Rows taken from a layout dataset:

= = = =

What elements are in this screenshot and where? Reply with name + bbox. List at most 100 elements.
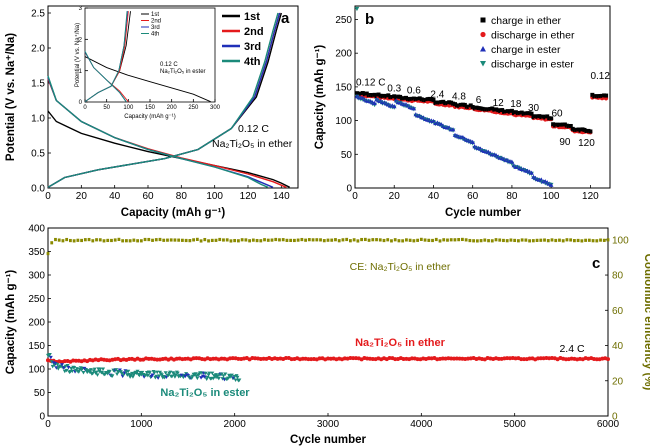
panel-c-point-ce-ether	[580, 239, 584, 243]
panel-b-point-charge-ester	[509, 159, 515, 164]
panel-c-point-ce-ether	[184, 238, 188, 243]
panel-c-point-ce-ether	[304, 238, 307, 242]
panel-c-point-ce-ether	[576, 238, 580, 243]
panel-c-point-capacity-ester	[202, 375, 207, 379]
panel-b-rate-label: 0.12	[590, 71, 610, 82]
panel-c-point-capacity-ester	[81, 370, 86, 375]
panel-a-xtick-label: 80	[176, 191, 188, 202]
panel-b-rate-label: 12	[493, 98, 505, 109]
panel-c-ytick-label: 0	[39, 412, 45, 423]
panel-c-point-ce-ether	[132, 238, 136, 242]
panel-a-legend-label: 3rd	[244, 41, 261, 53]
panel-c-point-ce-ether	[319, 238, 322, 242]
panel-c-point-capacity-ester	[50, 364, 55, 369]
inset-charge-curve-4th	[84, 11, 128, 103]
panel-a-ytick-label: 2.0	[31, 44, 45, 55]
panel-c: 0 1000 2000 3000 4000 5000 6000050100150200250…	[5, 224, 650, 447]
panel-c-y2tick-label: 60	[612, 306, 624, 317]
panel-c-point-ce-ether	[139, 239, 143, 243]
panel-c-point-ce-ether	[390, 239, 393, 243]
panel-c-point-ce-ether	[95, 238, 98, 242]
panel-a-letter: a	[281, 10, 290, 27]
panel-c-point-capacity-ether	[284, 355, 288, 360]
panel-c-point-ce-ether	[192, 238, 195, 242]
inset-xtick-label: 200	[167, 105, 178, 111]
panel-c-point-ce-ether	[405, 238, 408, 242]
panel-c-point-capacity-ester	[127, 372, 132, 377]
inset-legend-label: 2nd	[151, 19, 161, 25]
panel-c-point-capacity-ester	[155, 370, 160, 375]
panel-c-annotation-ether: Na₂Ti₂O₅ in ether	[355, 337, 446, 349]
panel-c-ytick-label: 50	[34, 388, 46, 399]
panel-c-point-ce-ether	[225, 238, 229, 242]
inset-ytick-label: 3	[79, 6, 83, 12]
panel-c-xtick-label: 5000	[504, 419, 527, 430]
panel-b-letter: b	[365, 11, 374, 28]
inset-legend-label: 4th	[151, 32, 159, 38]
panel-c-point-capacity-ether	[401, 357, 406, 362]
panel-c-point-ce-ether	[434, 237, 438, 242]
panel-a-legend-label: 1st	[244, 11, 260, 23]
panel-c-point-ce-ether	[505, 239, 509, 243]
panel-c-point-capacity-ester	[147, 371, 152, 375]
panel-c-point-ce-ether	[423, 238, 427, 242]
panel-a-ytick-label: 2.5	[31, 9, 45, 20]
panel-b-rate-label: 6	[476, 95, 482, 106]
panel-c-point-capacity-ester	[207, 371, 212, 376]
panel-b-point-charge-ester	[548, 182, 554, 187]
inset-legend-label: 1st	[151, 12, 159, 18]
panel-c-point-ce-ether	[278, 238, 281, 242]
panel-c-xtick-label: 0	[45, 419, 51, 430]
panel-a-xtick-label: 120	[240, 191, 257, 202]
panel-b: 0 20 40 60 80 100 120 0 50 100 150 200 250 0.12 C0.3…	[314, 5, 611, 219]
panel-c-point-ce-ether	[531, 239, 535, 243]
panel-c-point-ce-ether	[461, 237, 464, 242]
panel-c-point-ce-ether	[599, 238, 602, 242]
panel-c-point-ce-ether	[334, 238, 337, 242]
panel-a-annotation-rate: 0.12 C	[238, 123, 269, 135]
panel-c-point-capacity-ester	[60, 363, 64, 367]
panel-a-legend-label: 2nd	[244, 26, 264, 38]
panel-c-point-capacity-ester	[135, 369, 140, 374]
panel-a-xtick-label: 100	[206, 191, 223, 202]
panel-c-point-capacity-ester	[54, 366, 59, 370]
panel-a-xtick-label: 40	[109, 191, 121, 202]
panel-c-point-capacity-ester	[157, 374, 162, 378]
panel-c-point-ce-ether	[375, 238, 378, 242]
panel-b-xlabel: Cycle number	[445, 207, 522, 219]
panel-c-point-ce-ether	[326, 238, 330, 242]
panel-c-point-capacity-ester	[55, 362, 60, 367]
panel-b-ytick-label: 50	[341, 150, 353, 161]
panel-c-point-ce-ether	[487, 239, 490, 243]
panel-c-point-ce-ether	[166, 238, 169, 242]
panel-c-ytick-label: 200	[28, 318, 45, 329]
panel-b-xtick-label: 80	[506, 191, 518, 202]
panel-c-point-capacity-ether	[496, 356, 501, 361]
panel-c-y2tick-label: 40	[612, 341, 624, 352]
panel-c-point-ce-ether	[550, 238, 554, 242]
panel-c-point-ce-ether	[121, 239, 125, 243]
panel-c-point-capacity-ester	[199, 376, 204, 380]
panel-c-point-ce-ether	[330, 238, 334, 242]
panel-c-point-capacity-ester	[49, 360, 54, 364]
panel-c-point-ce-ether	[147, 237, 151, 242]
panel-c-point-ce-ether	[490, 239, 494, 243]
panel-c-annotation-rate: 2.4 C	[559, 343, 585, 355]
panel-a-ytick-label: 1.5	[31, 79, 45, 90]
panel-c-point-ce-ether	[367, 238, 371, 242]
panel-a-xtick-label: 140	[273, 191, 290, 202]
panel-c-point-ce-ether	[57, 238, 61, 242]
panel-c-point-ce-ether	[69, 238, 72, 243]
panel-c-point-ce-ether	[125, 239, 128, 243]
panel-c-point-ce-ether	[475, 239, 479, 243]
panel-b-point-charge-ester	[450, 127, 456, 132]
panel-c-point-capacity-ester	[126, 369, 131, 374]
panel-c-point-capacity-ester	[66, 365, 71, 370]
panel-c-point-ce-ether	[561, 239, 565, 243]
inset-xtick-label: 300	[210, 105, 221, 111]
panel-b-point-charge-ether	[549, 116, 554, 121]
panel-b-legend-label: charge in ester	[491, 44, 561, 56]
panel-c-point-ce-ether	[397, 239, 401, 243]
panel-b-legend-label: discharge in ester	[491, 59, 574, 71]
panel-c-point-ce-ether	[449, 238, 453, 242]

= = = =

### WHAT YOU SHOULD DO
Please count how many lines above contain the string "legend", and reply with the number alone.

### RESPONSE
8